-- Aim --
Repeat the data word for word. Do not include the pictures.

-- Source material --
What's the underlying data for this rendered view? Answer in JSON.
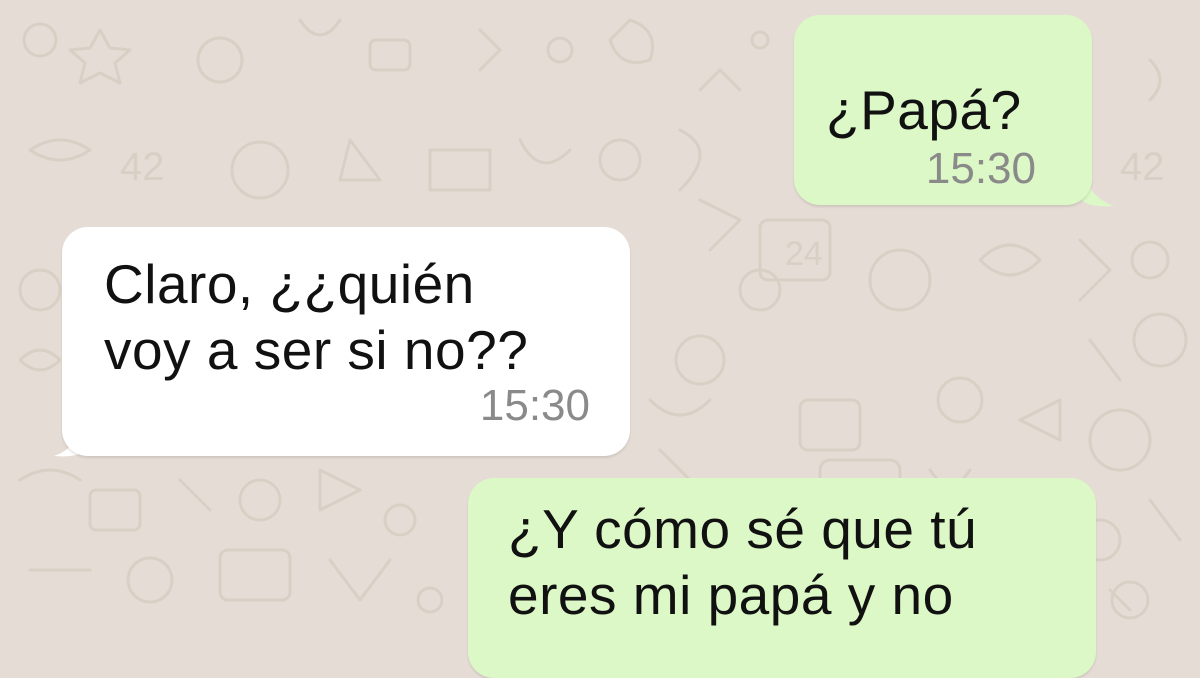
{
  "chat": {
    "wallpaper_color": "#e5ddd5",
    "outgoing_color": "#dcf8c6",
    "incoming_color": "#ffffff",
    "messages": [
      {
        "direction": "outgoing",
        "text_lines": [
          "¿Papá?"
        ],
        "time": "15:30"
      },
      {
        "direction": "incoming",
        "text_lines": [
          "Claro, ¿¿quién",
          "voy a ser si no??"
        ],
        "time": "15:30"
      },
      {
        "direction": "outgoing",
        "text_lines": [
          "¿Y cómo sé que tú",
          "eres mi papá y no"
        ],
        "time": ""
      }
    ]
  }
}
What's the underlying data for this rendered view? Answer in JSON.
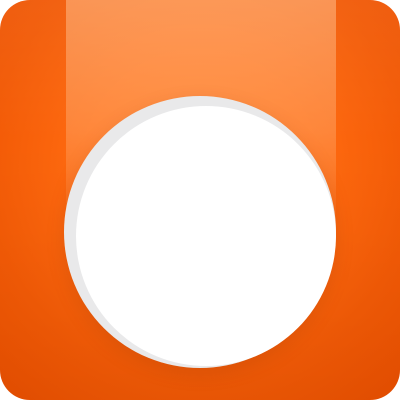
{
  "app_icon": {
    "icon_name": "orange-circle-app-icon",
    "colors": {
      "background_center": "#ff7a1c",
      "background_edge": "#e94f00",
      "beam": "#ffa870",
      "circle": "#ffffff",
      "circle_shadow": "#e9e9ea"
    }
  }
}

-- Written answer --
What's the underlying data for this rendered view? Answer in JSON.
{
  "chat": {
    "wallpaper_color": "#e5ddd5",
    "outgoing_color": "#dcf8c6",
    "incoming_color": "#ffffff",
    "messages": [
      {
        "direction": "outgoing",
        "text_lines": [
          "¿Papá?"
        ],
        "time": "15:30"
      },
      {
        "direction": "incoming",
        "text_lines": [
          "Claro, ¿¿quién",
          "voy a ser si no??"
        ],
        "time": "15:30"
      },
      {
        "direction": "outgoing",
        "text_lines": [
          "¿Y cómo sé que tú",
          "eres mi papá y no"
        ],
        "time": ""
      }
    ]
  }
}
What's the underlying data for this rendered view? Answer in JSON.
{
  "app_icon": {
    "icon_name": "orange-circle-app-icon",
    "colors": {
      "background_center": "#ff7a1c",
      "background_edge": "#e94f00",
      "beam": "#ffa870",
      "circle": "#ffffff",
      "circle_shadow": "#e9e9ea"
    }
  }
}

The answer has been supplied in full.